**Items**

* * * *

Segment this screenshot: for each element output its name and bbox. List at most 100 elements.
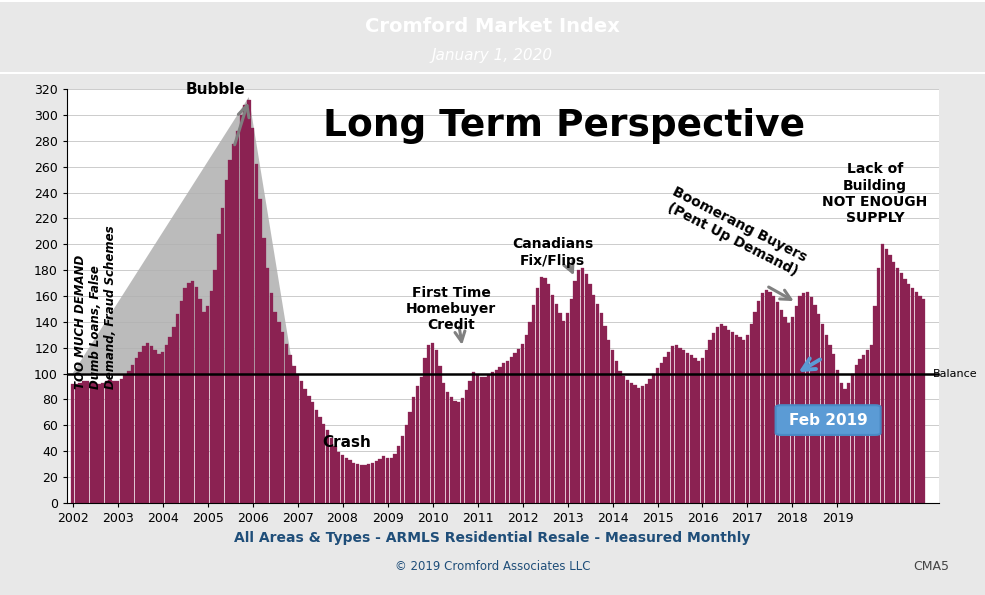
Bar bbox=[625, 380, 629, 503]
Bar bbox=[112, 381, 115, 503]
Bar bbox=[191, 280, 194, 503]
Bar bbox=[480, 377, 483, 503]
Bar bbox=[488, 375, 491, 503]
Bar bbox=[94, 383, 97, 503]
Bar bbox=[577, 270, 580, 503]
Bar bbox=[895, 268, 899, 503]
Bar bbox=[565, 313, 569, 503]
Bar bbox=[817, 314, 821, 503]
Bar bbox=[363, 465, 366, 503]
Bar bbox=[225, 180, 228, 503]
Bar bbox=[390, 458, 393, 503]
Bar bbox=[127, 371, 131, 503]
Bar bbox=[735, 335, 738, 503]
Bar bbox=[146, 343, 150, 503]
Bar bbox=[776, 302, 779, 503]
Text: Balance: Balance bbox=[933, 368, 978, 378]
Bar bbox=[562, 321, 565, 503]
Bar bbox=[828, 345, 831, 503]
Bar bbox=[644, 384, 648, 503]
Bar bbox=[615, 361, 618, 503]
Bar bbox=[446, 392, 449, 503]
Bar bbox=[858, 359, 862, 503]
Bar bbox=[633, 385, 636, 503]
Bar bbox=[528, 322, 532, 503]
Bar bbox=[98, 384, 100, 503]
Bar bbox=[154, 350, 157, 503]
Bar bbox=[251, 128, 254, 503]
Bar bbox=[161, 352, 164, 503]
Bar bbox=[623, 376, 625, 503]
Bar bbox=[465, 390, 468, 503]
Bar bbox=[757, 301, 760, 503]
Bar bbox=[345, 458, 348, 503]
Bar bbox=[229, 160, 231, 503]
Bar bbox=[397, 446, 401, 503]
Bar bbox=[693, 358, 696, 503]
Bar bbox=[299, 381, 303, 503]
Bar bbox=[176, 314, 179, 503]
Bar bbox=[210, 291, 213, 503]
Bar bbox=[760, 293, 764, 503]
Bar bbox=[352, 463, 356, 503]
Bar bbox=[874, 306, 877, 503]
Bar bbox=[476, 375, 480, 503]
Bar bbox=[555, 304, 558, 503]
Bar bbox=[416, 387, 420, 503]
Bar bbox=[116, 381, 119, 503]
Bar bbox=[206, 306, 209, 503]
Bar bbox=[903, 279, 906, 503]
Bar bbox=[424, 358, 427, 503]
Bar bbox=[341, 455, 344, 503]
Bar bbox=[525, 335, 528, 503]
Bar bbox=[179, 301, 183, 503]
Text: CMA5: CMA5 bbox=[913, 560, 949, 573]
Text: Cromford Market Index: Cromford Market Index bbox=[365, 17, 620, 36]
Bar bbox=[457, 402, 460, 503]
Bar bbox=[255, 164, 258, 503]
Bar bbox=[877, 268, 881, 503]
Bar bbox=[619, 371, 622, 503]
Bar bbox=[791, 317, 794, 503]
Bar bbox=[164, 345, 168, 503]
Text: Boomerang Buyers
(Pent Up Demand): Boomerang Buyers (Pent Up Demand) bbox=[663, 184, 810, 279]
Bar bbox=[584, 274, 588, 503]
Bar bbox=[750, 324, 753, 503]
Bar bbox=[307, 396, 310, 503]
Bar bbox=[82, 381, 86, 503]
Bar bbox=[821, 324, 824, 503]
Text: Feb 2019: Feb 2019 bbox=[789, 412, 868, 428]
Bar bbox=[303, 389, 306, 503]
Bar bbox=[449, 397, 453, 503]
Bar bbox=[214, 270, 217, 503]
FancyBboxPatch shape bbox=[775, 405, 881, 435]
Bar bbox=[843, 389, 847, 503]
Bar bbox=[810, 298, 813, 503]
Bar bbox=[434, 350, 438, 503]
Bar bbox=[409, 412, 412, 503]
Bar bbox=[697, 361, 700, 503]
Bar bbox=[855, 365, 858, 503]
Bar bbox=[232, 143, 235, 503]
Bar bbox=[783, 317, 787, 503]
Bar bbox=[274, 312, 277, 503]
Bar bbox=[420, 377, 423, 503]
Bar bbox=[914, 292, 918, 503]
Bar bbox=[318, 418, 322, 503]
Bar bbox=[509, 357, 513, 503]
Bar bbox=[708, 340, 712, 503]
Bar bbox=[356, 464, 360, 503]
Bar bbox=[405, 425, 408, 503]
Text: © 2019 Cromford Associates LLC: © 2019 Cromford Associates LLC bbox=[395, 560, 590, 573]
Text: Long Term Perspective: Long Term Perspective bbox=[323, 108, 805, 144]
Bar bbox=[79, 383, 82, 503]
Bar bbox=[484, 377, 487, 503]
Bar bbox=[378, 459, 382, 503]
Bar bbox=[573, 280, 576, 503]
Bar bbox=[187, 283, 190, 503]
Bar bbox=[764, 290, 768, 503]
Bar bbox=[802, 293, 806, 503]
Bar bbox=[513, 353, 517, 503]
Text: TOO MUCH DEMAND
Dumb Loans, False
Demand, Fraud Schemes: TOO MUCH DEMAND Dumb Loans, False Demand… bbox=[74, 225, 116, 389]
Bar bbox=[360, 465, 363, 503]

* * * *

**What the exercise asks**
Copy every item above line for line, without changing anything, and leave the picture out of your copy.

**Task response**
Segment this screenshot: for each element output its name and bbox. List at most 100 elements.
Bar bbox=[625, 380, 629, 503]
Bar bbox=[112, 381, 115, 503]
Bar bbox=[191, 280, 194, 503]
Bar bbox=[480, 377, 483, 503]
Bar bbox=[488, 375, 491, 503]
Bar bbox=[94, 383, 97, 503]
Bar bbox=[577, 270, 580, 503]
Bar bbox=[895, 268, 899, 503]
Bar bbox=[565, 313, 569, 503]
Bar bbox=[817, 314, 821, 503]
Bar bbox=[363, 465, 366, 503]
Bar bbox=[225, 180, 228, 503]
Bar bbox=[390, 458, 393, 503]
Bar bbox=[127, 371, 131, 503]
Bar bbox=[735, 335, 738, 503]
Bar bbox=[146, 343, 150, 503]
Bar bbox=[776, 302, 779, 503]
Text: Balance: Balance bbox=[933, 368, 978, 378]
Bar bbox=[562, 321, 565, 503]
Bar bbox=[828, 345, 831, 503]
Bar bbox=[644, 384, 648, 503]
Bar bbox=[615, 361, 618, 503]
Bar bbox=[446, 392, 449, 503]
Bar bbox=[858, 359, 862, 503]
Bar bbox=[633, 385, 636, 503]
Bar bbox=[528, 322, 532, 503]
Bar bbox=[98, 384, 100, 503]
Bar bbox=[154, 350, 157, 503]
Bar bbox=[251, 128, 254, 503]
Bar bbox=[161, 352, 164, 503]
Bar bbox=[623, 376, 625, 503]
Bar bbox=[465, 390, 468, 503]
Bar bbox=[757, 301, 760, 503]
Bar bbox=[345, 458, 348, 503]
Bar bbox=[229, 160, 231, 503]
Bar bbox=[397, 446, 401, 503]
Bar bbox=[693, 358, 696, 503]
Bar bbox=[299, 381, 303, 503]
Bar bbox=[176, 314, 179, 503]
Bar bbox=[210, 291, 213, 503]
Bar bbox=[760, 293, 764, 503]
Bar bbox=[352, 463, 356, 503]
Bar bbox=[874, 306, 877, 503]
Bar bbox=[476, 375, 480, 503]
Bar bbox=[555, 304, 558, 503]
Bar bbox=[416, 387, 420, 503]
Bar bbox=[116, 381, 119, 503]
Bar bbox=[206, 306, 209, 503]
Bar bbox=[903, 279, 906, 503]
Bar bbox=[424, 358, 427, 503]
Bar bbox=[341, 455, 344, 503]
Bar bbox=[525, 335, 528, 503]
Bar bbox=[179, 301, 183, 503]
Text: CMA5: CMA5 bbox=[913, 560, 949, 573]
Text: Cromford Market Index: Cromford Market Index bbox=[365, 17, 620, 36]
Bar bbox=[457, 402, 460, 503]
Bar bbox=[255, 164, 258, 503]
Bar bbox=[877, 268, 881, 503]
Bar bbox=[619, 371, 622, 503]
Bar bbox=[791, 317, 794, 503]
Bar bbox=[164, 345, 168, 503]
Text: Boomerang Buyers
(Pent Up Demand): Boomerang Buyers (Pent Up Demand) bbox=[663, 184, 810, 279]
Bar bbox=[584, 274, 588, 503]
Bar bbox=[750, 324, 753, 503]
Bar bbox=[307, 396, 310, 503]
Bar bbox=[82, 381, 86, 503]
Bar bbox=[821, 324, 824, 503]
Text: Feb 2019: Feb 2019 bbox=[789, 412, 868, 428]
Bar bbox=[303, 389, 306, 503]
Bar bbox=[449, 397, 453, 503]
Bar bbox=[214, 270, 217, 503]
FancyBboxPatch shape bbox=[775, 405, 881, 435]
Bar bbox=[843, 389, 847, 503]
Bar bbox=[810, 298, 813, 503]
Bar bbox=[434, 350, 438, 503]
Bar bbox=[409, 412, 412, 503]
Bar bbox=[697, 361, 700, 503]
Bar bbox=[855, 365, 858, 503]
Bar bbox=[232, 143, 235, 503]
Bar bbox=[783, 317, 787, 503]
Bar bbox=[274, 312, 277, 503]
Bar bbox=[420, 377, 423, 503]
Bar bbox=[914, 292, 918, 503]
Bar bbox=[318, 418, 322, 503]
Bar bbox=[509, 357, 513, 503]
Bar bbox=[708, 340, 712, 503]
Bar bbox=[356, 464, 360, 503]
Bar bbox=[405, 425, 408, 503]
Text: © 2019 Cromford Associates LLC: © 2019 Cromford Associates LLC bbox=[395, 560, 590, 573]
Text: Long Term Perspective: Long Term Perspective bbox=[323, 108, 805, 144]
Bar bbox=[79, 383, 82, 503]
Bar bbox=[484, 377, 487, 503]
Bar bbox=[378, 459, 382, 503]
Bar bbox=[573, 280, 576, 503]
Bar bbox=[187, 283, 190, 503]
Bar bbox=[764, 290, 768, 503]
Bar bbox=[802, 293, 806, 503]
Bar bbox=[513, 353, 517, 503]
Text: TOO MUCH DEMAND
Dumb Loans, False
Demand, Fraud Schemes: TOO MUCH DEMAND Dumb Loans, False Demand… bbox=[74, 225, 116, 389]
Bar bbox=[360, 465, 363, 503]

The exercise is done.